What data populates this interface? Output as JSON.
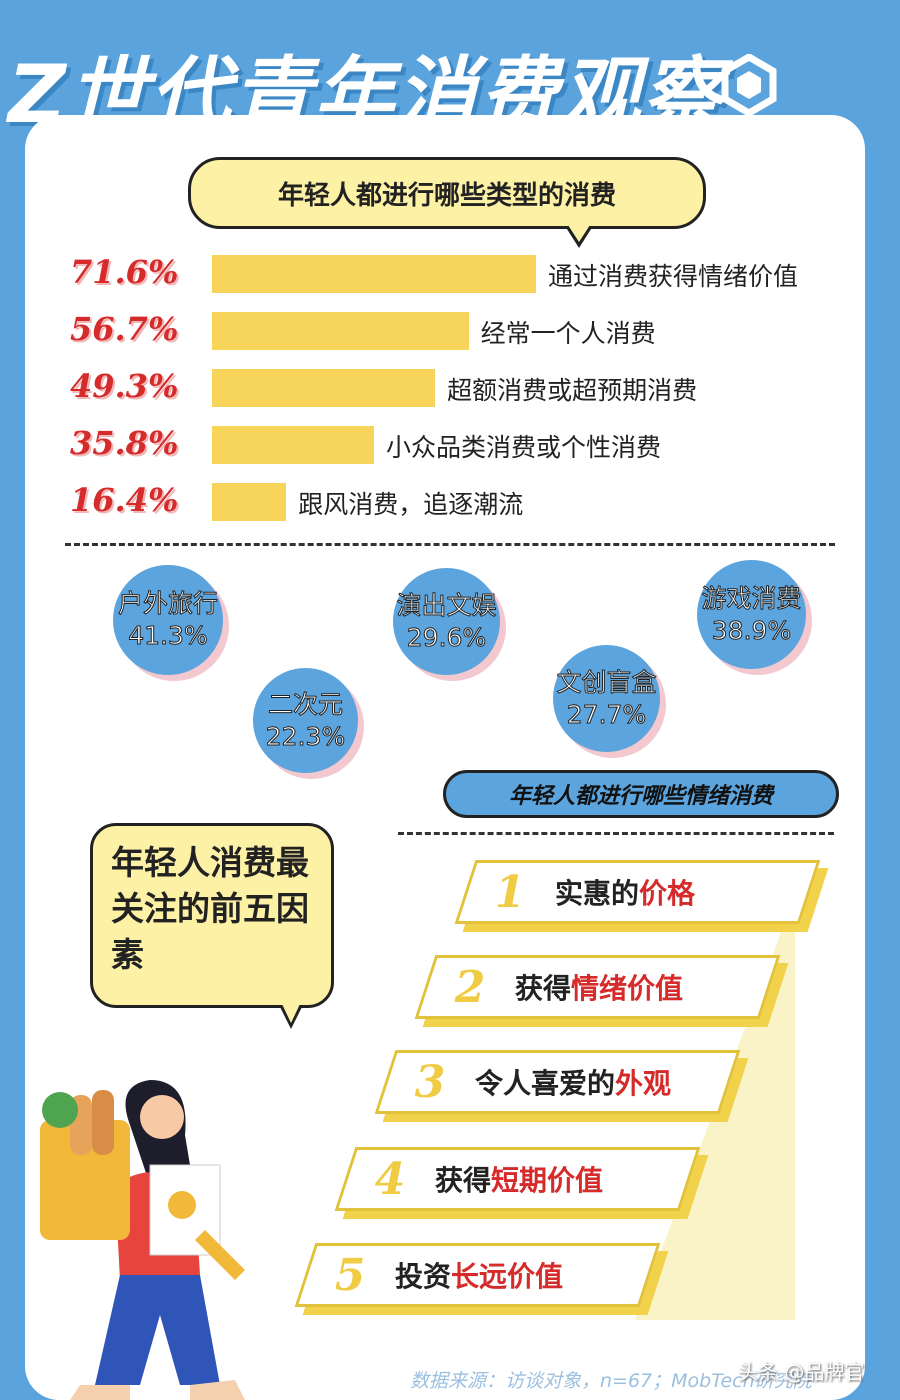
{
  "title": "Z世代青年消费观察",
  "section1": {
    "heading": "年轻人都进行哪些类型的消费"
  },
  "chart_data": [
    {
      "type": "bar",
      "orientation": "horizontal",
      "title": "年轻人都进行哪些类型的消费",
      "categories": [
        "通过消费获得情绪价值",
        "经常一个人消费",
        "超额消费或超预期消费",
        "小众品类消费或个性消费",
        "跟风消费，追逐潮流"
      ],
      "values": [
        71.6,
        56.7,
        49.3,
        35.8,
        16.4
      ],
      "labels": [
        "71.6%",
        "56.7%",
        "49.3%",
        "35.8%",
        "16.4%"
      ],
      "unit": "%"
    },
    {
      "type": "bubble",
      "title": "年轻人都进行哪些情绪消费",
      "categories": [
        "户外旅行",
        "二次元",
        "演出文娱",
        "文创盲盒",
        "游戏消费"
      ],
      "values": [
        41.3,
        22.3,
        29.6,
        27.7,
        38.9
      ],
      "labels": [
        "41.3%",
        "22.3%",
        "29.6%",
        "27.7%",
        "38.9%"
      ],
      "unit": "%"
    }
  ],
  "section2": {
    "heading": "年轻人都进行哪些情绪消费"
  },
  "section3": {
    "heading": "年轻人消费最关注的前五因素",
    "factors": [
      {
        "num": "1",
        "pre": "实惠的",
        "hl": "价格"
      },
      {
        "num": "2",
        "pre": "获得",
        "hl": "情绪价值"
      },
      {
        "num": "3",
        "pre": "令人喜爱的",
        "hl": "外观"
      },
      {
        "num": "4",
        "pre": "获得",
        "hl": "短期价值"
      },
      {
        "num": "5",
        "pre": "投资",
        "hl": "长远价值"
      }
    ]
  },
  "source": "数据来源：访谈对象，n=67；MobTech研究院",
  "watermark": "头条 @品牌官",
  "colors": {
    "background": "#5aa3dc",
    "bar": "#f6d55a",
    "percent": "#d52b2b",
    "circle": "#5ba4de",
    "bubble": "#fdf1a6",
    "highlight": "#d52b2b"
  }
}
════════
• _What is being asked_
Do not copy the pictures, but repeat every line exactly.

• _Correct result_
What data populates this interface? Output as JSON.
{
  "title": "Z世代青年消费观察",
  "section1": {
    "heading": "年轻人都进行哪些类型的消费"
  },
  "chart_data": [
    {
      "type": "bar",
      "orientation": "horizontal",
      "title": "年轻人都进行哪些类型的消费",
      "categories": [
        "通过消费获得情绪价值",
        "经常一个人消费",
        "超额消费或超预期消费",
        "小众品类消费或个性消费",
        "跟风消费，追逐潮流"
      ],
      "values": [
        71.6,
        56.7,
        49.3,
        35.8,
        16.4
      ],
      "labels": [
        "71.6%",
        "56.7%",
        "49.3%",
        "35.8%",
        "16.4%"
      ],
      "unit": "%"
    },
    {
      "type": "bubble",
      "title": "年轻人都进行哪些情绪消费",
      "categories": [
        "户外旅行",
        "二次元",
        "演出文娱",
        "文创盲盒",
        "游戏消费"
      ],
      "values": [
        41.3,
        22.3,
        29.6,
        27.7,
        38.9
      ],
      "labels": [
        "41.3%",
        "22.3%",
        "29.6%",
        "27.7%",
        "38.9%"
      ],
      "unit": "%"
    }
  ],
  "section2": {
    "heading": "年轻人都进行哪些情绪消费"
  },
  "section3": {
    "heading": "年轻人消费最关注的前五因素",
    "factors": [
      {
        "num": "1",
        "pre": "实惠的",
        "hl": "价格"
      },
      {
        "num": "2",
        "pre": "获得",
        "hl": "情绪价值"
      },
      {
        "num": "3",
        "pre": "令人喜爱的",
        "hl": "外观"
      },
      {
        "num": "4",
        "pre": "获得",
        "hl": "短期价值"
      },
      {
        "num": "5",
        "pre": "投资",
        "hl": "长远价值"
      }
    ]
  },
  "source": "数据来源：访谈对象，n=67；MobTech研究院",
  "watermark": "头条 @品牌官",
  "colors": {
    "background": "#5aa3dc",
    "bar": "#f6d55a",
    "percent": "#d52b2b",
    "circle": "#5ba4de",
    "bubble": "#fdf1a6",
    "highlight": "#d52b2b"
  }
}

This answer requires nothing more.